» Part of a data file
+++

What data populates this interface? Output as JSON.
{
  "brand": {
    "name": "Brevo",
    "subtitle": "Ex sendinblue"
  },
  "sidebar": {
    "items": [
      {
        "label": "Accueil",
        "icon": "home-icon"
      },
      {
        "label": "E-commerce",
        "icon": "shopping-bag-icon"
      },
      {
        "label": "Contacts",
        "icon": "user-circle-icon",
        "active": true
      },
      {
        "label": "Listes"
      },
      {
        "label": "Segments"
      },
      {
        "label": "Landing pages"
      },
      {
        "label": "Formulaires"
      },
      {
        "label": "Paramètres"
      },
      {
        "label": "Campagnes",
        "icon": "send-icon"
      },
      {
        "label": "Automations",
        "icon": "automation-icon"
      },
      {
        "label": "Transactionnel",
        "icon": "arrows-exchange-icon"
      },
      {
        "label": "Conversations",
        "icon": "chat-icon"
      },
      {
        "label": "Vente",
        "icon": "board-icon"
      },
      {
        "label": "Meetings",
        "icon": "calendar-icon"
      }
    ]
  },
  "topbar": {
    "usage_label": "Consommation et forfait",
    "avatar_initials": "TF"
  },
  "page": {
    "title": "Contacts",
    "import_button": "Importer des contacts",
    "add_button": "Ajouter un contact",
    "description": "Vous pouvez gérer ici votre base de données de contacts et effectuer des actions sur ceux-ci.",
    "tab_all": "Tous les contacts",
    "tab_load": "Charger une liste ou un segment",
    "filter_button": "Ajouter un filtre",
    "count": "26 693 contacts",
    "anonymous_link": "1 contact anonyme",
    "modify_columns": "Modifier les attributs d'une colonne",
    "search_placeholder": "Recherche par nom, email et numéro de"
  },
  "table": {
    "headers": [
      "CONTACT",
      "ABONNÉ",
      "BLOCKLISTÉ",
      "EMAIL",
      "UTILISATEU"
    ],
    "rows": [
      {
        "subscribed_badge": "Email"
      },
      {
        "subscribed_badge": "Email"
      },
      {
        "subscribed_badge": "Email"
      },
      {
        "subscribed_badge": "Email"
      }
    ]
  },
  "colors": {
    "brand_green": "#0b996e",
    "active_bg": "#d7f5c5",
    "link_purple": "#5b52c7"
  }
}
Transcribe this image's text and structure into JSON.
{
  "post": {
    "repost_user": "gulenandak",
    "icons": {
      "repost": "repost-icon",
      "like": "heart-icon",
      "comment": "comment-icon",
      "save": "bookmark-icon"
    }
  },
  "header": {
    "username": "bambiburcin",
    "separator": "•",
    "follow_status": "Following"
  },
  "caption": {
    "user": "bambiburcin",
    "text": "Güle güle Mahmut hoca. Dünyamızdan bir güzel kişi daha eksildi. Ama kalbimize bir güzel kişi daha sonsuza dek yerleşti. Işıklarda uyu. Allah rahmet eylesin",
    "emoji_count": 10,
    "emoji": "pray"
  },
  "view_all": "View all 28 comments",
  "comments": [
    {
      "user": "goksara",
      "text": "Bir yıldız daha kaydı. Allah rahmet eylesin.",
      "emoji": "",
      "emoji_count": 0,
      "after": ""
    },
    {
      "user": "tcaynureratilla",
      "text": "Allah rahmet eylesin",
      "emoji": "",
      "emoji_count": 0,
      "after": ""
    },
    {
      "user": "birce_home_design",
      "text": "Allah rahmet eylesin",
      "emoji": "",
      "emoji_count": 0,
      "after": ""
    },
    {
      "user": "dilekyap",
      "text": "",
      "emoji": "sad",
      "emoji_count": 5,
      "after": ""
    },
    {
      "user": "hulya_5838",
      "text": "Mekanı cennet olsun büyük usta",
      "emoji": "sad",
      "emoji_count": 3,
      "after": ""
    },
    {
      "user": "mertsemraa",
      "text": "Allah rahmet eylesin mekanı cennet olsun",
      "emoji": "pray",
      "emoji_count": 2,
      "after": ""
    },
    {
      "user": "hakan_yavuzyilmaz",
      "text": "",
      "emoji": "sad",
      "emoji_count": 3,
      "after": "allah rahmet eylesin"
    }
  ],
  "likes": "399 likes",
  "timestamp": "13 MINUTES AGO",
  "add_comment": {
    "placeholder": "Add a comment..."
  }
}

+++

» What you are asked to do
Track down the lines that include the word "JSON" and copy them.

» Task solution
What data populates this interface? Output as JSON.
Transcribe this image's text and structure into JSON.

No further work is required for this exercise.